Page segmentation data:

· · · ·

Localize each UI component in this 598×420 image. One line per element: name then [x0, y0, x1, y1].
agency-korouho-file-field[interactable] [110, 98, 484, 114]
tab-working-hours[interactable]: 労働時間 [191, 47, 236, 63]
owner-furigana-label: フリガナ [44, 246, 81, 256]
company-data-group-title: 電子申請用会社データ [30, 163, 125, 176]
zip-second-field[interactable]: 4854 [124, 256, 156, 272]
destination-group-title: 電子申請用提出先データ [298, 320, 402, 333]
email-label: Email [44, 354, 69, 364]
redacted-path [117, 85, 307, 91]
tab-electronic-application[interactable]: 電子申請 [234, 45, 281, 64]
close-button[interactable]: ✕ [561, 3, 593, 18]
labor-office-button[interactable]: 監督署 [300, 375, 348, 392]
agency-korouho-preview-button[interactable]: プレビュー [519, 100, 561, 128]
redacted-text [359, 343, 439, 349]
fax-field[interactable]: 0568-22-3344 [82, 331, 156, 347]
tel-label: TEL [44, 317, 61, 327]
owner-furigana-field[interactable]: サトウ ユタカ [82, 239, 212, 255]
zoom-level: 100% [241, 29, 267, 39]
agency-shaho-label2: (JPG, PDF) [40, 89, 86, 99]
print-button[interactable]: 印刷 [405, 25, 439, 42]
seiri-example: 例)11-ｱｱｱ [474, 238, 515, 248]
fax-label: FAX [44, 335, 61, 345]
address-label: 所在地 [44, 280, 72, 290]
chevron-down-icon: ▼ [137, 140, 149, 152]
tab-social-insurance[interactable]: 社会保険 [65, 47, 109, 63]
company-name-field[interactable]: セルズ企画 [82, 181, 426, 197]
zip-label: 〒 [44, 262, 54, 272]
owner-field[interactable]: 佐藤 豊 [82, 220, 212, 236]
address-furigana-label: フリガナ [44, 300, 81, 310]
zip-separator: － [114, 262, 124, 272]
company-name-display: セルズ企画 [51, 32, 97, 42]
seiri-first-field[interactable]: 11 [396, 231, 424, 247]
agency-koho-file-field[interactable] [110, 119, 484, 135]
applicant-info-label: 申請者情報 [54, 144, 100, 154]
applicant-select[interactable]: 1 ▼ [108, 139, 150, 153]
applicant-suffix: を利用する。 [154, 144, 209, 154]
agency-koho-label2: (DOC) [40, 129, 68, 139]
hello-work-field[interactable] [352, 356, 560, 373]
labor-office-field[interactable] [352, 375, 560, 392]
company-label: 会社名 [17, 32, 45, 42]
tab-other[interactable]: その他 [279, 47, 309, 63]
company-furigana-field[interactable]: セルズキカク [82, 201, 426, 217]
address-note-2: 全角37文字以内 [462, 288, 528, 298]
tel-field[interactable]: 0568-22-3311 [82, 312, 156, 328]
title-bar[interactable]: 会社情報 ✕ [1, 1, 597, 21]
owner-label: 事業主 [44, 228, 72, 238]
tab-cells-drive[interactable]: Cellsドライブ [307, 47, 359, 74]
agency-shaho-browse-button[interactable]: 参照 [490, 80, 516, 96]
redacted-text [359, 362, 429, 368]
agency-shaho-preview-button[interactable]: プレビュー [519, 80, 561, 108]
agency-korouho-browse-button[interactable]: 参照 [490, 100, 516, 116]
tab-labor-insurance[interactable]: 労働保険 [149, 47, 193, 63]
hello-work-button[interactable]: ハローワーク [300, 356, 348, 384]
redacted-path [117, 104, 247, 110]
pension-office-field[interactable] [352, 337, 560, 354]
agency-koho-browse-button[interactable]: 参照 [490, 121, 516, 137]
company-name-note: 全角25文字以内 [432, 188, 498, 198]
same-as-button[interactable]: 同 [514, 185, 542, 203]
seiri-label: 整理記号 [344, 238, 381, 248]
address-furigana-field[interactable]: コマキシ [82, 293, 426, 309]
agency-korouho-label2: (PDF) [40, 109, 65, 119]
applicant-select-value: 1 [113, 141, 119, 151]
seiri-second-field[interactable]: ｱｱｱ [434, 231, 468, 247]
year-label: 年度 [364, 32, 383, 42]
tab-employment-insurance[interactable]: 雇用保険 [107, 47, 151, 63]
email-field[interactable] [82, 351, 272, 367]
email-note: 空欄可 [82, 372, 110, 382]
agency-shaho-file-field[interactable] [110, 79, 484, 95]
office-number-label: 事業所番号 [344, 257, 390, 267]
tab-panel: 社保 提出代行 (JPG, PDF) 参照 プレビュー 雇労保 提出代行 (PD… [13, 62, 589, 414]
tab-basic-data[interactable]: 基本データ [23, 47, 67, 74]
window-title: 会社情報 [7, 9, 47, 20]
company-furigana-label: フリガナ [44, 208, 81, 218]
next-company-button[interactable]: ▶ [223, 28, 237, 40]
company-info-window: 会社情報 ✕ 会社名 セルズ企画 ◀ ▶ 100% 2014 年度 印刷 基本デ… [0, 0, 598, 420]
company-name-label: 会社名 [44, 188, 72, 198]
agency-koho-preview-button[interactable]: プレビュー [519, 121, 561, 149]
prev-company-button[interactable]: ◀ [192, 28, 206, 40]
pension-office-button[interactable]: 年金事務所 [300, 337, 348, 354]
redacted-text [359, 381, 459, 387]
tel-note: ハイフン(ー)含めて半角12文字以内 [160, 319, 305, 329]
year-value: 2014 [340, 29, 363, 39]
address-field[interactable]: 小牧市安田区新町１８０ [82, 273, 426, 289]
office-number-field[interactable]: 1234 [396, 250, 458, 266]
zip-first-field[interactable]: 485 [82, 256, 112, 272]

· · · ·

ASSIGNMENT:
Return each line of the entries that holds the string "select".

ANSWER TO THIS PROBLEM:
applicant-select[interactable]: 1 ▼ [108, 139, 150, 153]
applicant-select-value: 1 [113, 141, 119, 151]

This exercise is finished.